Data records:
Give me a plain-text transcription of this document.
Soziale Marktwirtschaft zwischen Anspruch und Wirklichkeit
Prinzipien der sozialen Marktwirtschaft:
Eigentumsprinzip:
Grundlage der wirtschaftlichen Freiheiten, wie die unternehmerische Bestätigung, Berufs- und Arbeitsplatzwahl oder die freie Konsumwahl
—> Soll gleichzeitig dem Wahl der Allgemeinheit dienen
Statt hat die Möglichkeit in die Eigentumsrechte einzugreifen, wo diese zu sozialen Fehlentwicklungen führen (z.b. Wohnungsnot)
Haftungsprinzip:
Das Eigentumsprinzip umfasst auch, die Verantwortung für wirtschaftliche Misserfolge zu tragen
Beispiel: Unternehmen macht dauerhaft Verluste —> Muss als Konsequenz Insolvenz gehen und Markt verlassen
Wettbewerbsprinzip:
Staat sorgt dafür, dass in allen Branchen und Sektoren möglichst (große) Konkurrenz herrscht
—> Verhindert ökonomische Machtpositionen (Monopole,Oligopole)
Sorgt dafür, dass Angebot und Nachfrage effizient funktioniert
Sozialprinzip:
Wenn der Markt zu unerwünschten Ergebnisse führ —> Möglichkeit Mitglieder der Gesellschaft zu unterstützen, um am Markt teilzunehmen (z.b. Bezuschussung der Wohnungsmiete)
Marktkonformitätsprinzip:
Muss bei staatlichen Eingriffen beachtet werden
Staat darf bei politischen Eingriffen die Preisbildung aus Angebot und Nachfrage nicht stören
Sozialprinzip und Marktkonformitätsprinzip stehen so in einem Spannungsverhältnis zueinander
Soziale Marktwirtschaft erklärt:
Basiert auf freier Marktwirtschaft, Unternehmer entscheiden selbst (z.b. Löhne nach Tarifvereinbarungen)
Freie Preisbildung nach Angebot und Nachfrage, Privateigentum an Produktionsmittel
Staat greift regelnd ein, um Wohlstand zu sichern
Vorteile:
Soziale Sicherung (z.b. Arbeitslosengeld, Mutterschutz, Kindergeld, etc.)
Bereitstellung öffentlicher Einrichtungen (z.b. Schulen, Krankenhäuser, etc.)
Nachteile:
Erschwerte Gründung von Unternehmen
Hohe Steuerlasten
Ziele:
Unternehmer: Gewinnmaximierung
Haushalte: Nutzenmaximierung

Required work>
Within the records above, how many lines include the word "Eingriffen"? State the number by itself.

The result>
2